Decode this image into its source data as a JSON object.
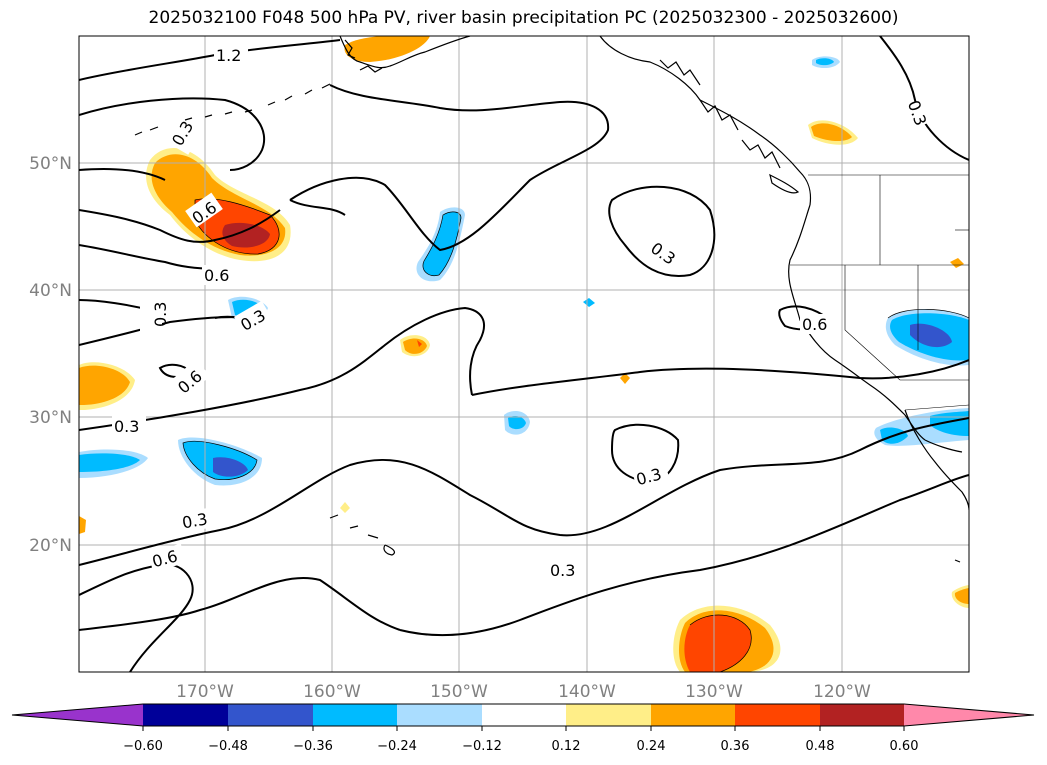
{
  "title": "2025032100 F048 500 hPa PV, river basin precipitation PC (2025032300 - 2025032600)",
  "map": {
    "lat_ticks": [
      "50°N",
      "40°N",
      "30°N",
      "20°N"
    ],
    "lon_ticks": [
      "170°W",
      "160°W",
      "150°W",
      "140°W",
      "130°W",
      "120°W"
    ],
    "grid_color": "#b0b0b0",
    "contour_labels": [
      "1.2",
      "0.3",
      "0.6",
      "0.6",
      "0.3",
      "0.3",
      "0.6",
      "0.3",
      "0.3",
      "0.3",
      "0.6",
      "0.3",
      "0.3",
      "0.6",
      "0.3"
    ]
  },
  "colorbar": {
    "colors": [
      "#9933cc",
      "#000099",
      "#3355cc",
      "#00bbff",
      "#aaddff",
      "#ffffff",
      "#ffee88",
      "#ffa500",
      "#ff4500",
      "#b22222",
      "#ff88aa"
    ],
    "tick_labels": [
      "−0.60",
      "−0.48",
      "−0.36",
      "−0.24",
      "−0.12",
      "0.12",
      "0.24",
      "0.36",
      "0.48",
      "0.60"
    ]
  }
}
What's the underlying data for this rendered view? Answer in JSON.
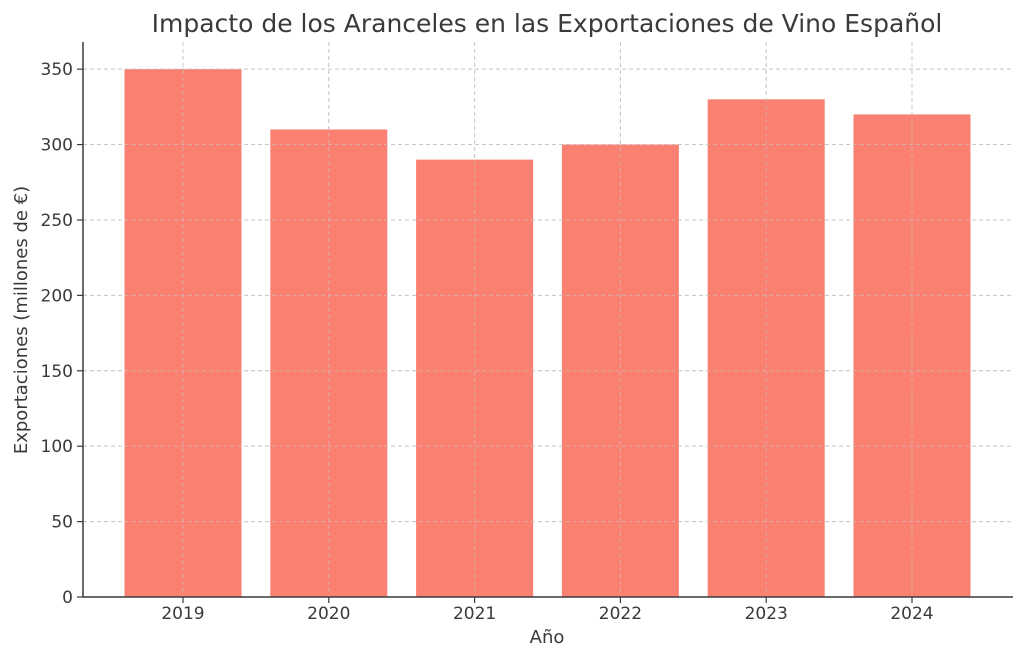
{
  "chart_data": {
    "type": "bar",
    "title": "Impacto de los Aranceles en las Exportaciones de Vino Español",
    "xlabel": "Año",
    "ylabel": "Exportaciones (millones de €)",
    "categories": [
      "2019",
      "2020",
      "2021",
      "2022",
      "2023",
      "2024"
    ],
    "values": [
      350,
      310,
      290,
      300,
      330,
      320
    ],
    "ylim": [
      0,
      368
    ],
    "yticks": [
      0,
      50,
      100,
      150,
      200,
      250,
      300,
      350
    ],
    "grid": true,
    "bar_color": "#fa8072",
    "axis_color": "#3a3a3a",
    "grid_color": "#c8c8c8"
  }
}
------------------------
### INSTRUCTIONS FOR THE TASK
Count how many lines of the material hold the string "Exportaciones". Give the number and nothing more.

### RESULT OF THE EXERCISE
2